Below is a listing to write out in full, exactly as given, without its pictures.
──────── LISTED ENTRIES ────────
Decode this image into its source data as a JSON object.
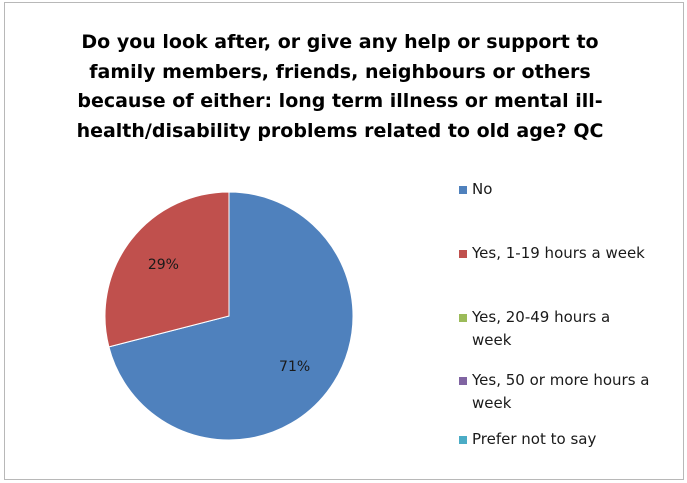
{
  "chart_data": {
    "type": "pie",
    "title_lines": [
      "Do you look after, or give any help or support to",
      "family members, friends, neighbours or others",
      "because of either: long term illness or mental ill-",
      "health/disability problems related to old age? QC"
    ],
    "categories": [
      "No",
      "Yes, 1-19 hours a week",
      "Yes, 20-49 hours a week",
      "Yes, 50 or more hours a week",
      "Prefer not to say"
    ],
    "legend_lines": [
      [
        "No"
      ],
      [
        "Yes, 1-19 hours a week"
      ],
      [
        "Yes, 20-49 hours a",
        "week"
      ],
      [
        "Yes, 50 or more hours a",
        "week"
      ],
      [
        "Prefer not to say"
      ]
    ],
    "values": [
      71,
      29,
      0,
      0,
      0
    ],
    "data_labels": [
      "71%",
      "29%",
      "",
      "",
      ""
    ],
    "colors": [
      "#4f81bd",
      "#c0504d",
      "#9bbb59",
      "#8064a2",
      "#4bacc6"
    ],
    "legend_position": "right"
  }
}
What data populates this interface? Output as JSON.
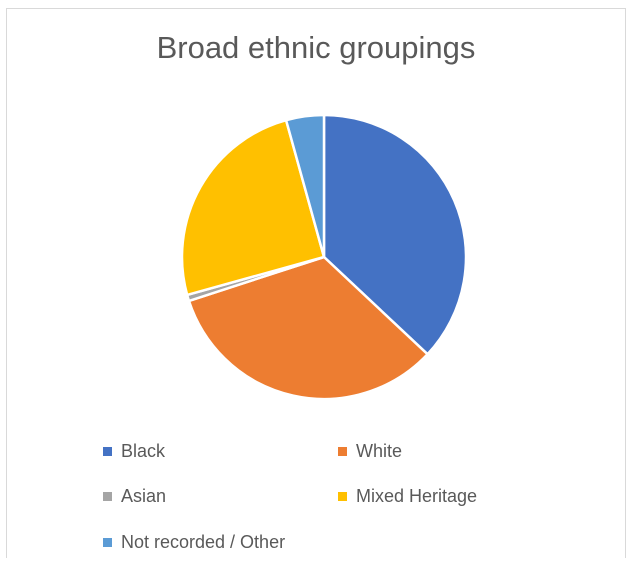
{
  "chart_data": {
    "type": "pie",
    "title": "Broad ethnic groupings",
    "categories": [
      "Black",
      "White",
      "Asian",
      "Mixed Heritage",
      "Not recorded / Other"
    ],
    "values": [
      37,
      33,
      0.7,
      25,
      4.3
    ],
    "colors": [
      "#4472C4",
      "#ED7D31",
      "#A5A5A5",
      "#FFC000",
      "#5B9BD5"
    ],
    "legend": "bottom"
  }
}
────────
RESPONSE TO THIS TASK:
Decode this image into its source data as a JSON object.
{
  "chart_data": {
    "type": "pie",
    "title_lines": [
      "Do you look after, or give any help or support to",
      "family members, friends, neighbours or others",
      "because of either: long term illness or mental ill-",
      "health/disability problems related to old age? QC"
    ],
    "categories": [
      "No",
      "Yes, 1-19 hours a week",
      "Yes, 20-49 hours a week",
      "Yes, 50 or more hours a week",
      "Prefer not to say"
    ],
    "legend_lines": [
      [
        "No"
      ],
      [
        "Yes, 1-19 hours a week"
      ],
      [
        "Yes, 20-49 hours a",
        "week"
      ],
      [
        "Yes, 50 or more hours a",
        "week"
      ],
      [
        "Prefer not to say"
      ]
    ],
    "values": [
      71,
      29,
      0,
      0,
      0
    ],
    "data_labels": [
      "71%",
      "29%",
      "",
      "",
      ""
    ],
    "colors": [
      "#4f81bd",
      "#c0504d",
      "#9bbb59",
      "#8064a2",
      "#4bacc6"
    ],
    "legend_position": "right"
  }
}
What data populates this interface? Output as JSON.
{
  "chart_data": {
    "type": "pie",
    "title": "Broad ethnic groupings",
    "categories": [
      "Black",
      "White",
      "Asian",
      "Mixed Heritage",
      "Not recorded / Other"
    ],
    "values": [
      37,
      33,
      0.7,
      25,
      4.3
    ],
    "colors": [
      "#4472C4",
      "#ED7D31",
      "#A5A5A5",
      "#FFC000",
      "#5B9BD5"
    ],
    "legend": "bottom"
  }
}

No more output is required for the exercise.